*** Exercise input

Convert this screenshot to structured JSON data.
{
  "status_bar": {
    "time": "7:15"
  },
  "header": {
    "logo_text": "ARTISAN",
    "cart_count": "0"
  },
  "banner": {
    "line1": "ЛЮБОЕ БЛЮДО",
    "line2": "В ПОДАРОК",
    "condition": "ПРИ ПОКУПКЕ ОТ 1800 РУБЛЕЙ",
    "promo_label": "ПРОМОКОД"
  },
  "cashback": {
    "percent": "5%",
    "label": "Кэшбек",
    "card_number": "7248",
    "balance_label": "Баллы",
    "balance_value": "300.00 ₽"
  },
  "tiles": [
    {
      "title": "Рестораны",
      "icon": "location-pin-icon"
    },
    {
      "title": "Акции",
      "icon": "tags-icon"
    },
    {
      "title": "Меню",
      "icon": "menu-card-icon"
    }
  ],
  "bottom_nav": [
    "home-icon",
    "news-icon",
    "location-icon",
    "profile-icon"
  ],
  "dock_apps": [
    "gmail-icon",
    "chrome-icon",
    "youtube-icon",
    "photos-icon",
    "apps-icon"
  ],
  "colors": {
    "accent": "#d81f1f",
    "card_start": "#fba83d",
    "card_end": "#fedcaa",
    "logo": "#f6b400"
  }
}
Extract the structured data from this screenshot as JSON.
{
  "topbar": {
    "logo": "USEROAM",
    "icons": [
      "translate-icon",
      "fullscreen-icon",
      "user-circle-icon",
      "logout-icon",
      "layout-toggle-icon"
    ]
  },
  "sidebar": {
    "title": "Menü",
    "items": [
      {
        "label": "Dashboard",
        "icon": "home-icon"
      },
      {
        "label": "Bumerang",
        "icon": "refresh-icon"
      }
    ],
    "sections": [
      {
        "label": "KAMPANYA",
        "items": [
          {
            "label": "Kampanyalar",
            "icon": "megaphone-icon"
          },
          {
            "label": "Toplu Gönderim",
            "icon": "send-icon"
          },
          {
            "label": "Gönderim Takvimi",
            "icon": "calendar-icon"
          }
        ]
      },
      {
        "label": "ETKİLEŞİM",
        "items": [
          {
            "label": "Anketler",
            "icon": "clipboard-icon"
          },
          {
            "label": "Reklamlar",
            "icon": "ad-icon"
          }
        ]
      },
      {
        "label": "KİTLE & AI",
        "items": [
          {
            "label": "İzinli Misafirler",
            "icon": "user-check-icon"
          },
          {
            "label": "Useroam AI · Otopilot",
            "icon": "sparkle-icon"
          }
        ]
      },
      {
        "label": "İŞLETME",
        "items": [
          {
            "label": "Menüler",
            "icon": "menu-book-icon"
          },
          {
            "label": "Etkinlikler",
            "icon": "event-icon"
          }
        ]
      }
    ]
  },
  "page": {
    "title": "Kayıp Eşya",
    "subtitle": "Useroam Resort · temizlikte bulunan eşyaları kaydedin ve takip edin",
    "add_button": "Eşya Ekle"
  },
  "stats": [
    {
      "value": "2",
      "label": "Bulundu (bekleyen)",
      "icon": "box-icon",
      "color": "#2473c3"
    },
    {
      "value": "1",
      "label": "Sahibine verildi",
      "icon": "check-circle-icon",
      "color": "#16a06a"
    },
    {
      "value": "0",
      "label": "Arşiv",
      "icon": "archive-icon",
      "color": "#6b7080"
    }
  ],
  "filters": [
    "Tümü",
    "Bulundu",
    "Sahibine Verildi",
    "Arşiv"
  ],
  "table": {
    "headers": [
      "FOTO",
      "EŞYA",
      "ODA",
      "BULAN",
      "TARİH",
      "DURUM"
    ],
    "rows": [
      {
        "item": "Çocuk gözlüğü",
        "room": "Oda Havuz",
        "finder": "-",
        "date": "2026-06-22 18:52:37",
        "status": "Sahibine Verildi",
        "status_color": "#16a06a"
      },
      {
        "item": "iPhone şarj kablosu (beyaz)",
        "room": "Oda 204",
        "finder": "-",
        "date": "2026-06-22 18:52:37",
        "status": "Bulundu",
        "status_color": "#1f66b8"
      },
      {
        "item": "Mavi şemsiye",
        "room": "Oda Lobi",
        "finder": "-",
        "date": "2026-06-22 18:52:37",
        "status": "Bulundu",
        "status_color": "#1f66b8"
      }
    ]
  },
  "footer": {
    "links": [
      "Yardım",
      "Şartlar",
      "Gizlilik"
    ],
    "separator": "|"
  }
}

******

Aim:
Count the lines of the material that include the word "menu", then state only the total.

Output for this task:
2